Supplied data:
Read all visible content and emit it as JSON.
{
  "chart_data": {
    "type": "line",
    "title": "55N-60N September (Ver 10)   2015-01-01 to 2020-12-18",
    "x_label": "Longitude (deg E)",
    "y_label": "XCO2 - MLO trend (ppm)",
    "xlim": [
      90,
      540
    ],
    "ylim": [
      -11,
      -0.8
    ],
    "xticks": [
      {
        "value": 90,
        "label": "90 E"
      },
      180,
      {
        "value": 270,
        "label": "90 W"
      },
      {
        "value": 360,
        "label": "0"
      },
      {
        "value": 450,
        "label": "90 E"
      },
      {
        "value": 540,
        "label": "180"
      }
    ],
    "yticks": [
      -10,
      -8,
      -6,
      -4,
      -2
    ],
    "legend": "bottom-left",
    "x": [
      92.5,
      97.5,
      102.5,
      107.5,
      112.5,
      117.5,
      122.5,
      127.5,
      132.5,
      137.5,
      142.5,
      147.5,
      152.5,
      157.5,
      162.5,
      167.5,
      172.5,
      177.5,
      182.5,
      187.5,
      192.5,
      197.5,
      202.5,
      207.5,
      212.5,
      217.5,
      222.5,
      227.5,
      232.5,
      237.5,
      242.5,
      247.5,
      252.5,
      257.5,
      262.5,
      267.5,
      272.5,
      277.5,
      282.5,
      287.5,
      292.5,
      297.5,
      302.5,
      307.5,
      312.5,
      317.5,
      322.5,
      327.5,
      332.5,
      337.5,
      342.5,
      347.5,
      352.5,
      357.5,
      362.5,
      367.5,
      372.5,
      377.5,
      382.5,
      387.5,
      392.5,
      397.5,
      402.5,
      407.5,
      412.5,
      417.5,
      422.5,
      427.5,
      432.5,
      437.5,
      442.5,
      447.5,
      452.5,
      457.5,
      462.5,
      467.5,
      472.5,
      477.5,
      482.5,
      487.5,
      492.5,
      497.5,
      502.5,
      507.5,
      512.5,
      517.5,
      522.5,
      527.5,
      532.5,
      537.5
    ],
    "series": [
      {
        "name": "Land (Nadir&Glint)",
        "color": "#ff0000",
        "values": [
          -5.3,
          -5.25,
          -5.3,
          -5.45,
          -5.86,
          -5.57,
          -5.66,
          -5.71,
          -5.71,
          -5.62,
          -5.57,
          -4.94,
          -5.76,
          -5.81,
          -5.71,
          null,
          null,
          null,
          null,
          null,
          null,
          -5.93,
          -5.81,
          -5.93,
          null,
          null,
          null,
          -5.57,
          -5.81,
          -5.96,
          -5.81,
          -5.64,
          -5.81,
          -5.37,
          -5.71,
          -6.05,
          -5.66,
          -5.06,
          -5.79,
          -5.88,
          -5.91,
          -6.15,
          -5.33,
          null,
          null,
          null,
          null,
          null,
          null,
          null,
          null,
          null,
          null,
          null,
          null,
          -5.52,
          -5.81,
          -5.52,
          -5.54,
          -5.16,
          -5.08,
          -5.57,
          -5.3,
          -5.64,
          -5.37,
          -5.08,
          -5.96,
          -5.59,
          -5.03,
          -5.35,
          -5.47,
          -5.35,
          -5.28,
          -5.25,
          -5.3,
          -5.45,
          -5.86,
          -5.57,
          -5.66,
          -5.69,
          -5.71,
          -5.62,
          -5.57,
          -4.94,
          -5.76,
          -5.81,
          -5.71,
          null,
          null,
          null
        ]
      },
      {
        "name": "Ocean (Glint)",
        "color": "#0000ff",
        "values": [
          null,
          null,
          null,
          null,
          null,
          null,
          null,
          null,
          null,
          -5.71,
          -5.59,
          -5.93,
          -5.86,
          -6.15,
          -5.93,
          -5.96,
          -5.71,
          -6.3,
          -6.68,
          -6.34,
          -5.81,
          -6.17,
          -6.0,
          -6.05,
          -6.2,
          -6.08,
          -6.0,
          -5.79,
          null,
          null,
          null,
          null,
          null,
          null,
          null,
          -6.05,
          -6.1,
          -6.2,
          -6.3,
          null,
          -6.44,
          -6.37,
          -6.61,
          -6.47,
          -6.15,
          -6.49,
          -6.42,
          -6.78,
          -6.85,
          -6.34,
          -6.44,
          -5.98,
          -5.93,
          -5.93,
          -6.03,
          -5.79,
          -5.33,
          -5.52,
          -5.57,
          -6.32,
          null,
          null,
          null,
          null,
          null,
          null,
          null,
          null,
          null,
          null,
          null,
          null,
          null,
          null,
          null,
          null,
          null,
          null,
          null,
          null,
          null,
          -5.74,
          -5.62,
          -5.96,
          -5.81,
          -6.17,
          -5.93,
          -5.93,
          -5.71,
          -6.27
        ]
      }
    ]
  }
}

Problem requirements: Reproduce all of the material above word for word.

Complete answer:
Read all visible content and emit it as JSON.
{
  "chart_data": {
    "type": "line",
    "title": "55N-60N September (Ver 10)   2015-01-01 to 2020-12-18",
    "x_label": "Longitude (deg E)",
    "y_label": "XCO2 - MLO trend (ppm)",
    "xlim": [
      90,
      540
    ],
    "ylim": [
      -11,
      -0.8
    ],
    "xticks": [
      {
        "value": 90,
        "label": "90 E"
      },
      180,
      {
        "value": 270,
        "label": "90 W"
      },
      {
        "value": 360,
        "label": "0"
      },
      {
        "value": 450,
        "label": "90 E"
      },
      {
        "value": 540,
        "label": "180"
      }
    ],
    "yticks": [
      -10,
      -8,
      -6,
      -4,
      -2
    ],
    "legend": "bottom-left",
    "x": [
      92.5,
      97.5,
      102.5,
      107.5,
      112.5,
      117.5,
      122.5,
      127.5,
      132.5,
      137.5,
      142.5,
      147.5,
      152.5,
      157.5,
      162.5,
      167.5,
      172.5,
      177.5,
      182.5,
      187.5,
      192.5,
      197.5,
      202.5,
      207.5,
      212.5,
      217.5,
      222.5,
      227.5,
      232.5,
      237.5,
      242.5,
      247.5,
      252.5,
      257.5,
      262.5,
      267.5,
      272.5,
      277.5,
      282.5,
      287.5,
      292.5,
      297.5,
      302.5,
      307.5,
      312.5,
      317.5,
      322.5,
      327.5,
      332.5,
      337.5,
      342.5,
      347.5,
      352.5,
      357.5,
      362.5,
      367.5,
      372.5,
      377.5,
      382.5,
      387.5,
      392.5,
      397.5,
      402.5,
      407.5,
      412.5,
      417.5,
      422.5,
      427.5,
      432.5,
      437.5,
      442.5,
      447.5,
      452.5,
      457.5,
      462.5,
      467.5,
      472.5,
      477.5,
      482.5,
      487.5,
      492.5,
      497.5,
      502.5,
      507.5,
      512.5,
      517.5,
      522.5,
      527.5,
      532.5,
      537.5
    ],
    "series": [
      {
        "name": "Land (Nadir&Glint)",
        "color": "#ff0000",
        "values": [
          -5.3,
          -5.25,
          -5.3,
          -5.45,
          -5.86,
          -5.57,
          -5.66,
          -5.71,
          -5.71,
          -5.62,
          -5.57,
          -4.94,
          -5.76,
          -5.81,
          -5.71,
          null,
          null,
          null,
          null,
          null,
          null,
          -5.93,
          -5.81,
          -5.93,
          null,
          null,
          null,
          -5.57,
          -5.81,
          -5.96,
          -5.81,
          -5.64,
          -5.81,
          -5.37,
          -5.71,
          -6.05,
          -5.66,
          -5.06,
          -5.79,
          -5.88,
          -5.91,
          -6.15,
          -5.33,
          null,
          null,
          null,
          null,
          null,
          null,
          null,
          null,
          null,
          null,
          null,
          null,
          -5.52,
          -5.81,
          -5.52,
          -5.54,
          -5.16,
          -5.08,
          -5.57,
          -5.3,
          -5.64,
          -5.37,
          -5.08,
          -5.96,
          -5.59,
          -5.03,
          -5.35,
          -5.47,
          -5.35,
          -5.28,
          -5.25,
          -5.3,
          -5.45,
          -5.86,
          -5.57,
          -5.66,
          -5.69,
          -5.71,
          -5.62,
          -5.57,
          -4.94,
          -5.76,
          -5.81,
          -5.71,
          null,
          null,
          null
        ]
      },
      {
        "name": "Ocean (Glint)",
        "color": "#0000ff",
        "values": [
          null,
          null,
          null,
          null,
          null,
          null,
          null,
          null,
          null,
          -5.71,
          -5.59,
          -5.93,
          -5.86,
          -6.15,
          -5.93,
          -5.96,
          -5.71,
          -6.3,
          -6.68,
          -6.34,
          -5.81,
          -6.17,
          -6.0,
          -6.05,
          -6.2,
          -6.08,
          -6.0,
          -5.79,
          null,
          null,
          null,
          null,
          null,
          null,
          null,
          -6.05,
          -6.1,
          -6.2,
          -6.3,
          null,
          -6.44,
          -6.37,
          -6.61,
          -6.47,
          -6.15,
          -6.49,
          -6.42,
          -6.78,
          -6.85,
          -6.34,
          -6.44,
          -5.98,
          -5.93,
          -5.93,
          -6.03,
          -5.79,
          -5.33,
          -5.52,
          -5.57,
          -6.32,
          null,
          null,
          null,
          null,
          null,
          null,
          null,
          null,
          null,
          null,
          null,
          null,
          null,
          null,
          null,
          null,
          null,
          null,
          null,
          null,
          null,
          -5.74,
          -5.62,
          -5.96,
          -5.81,
          -6.17,
          -5.93,
          -5.93,
          -5.71,
          -6.27
        ]
      }
    ]
  }
}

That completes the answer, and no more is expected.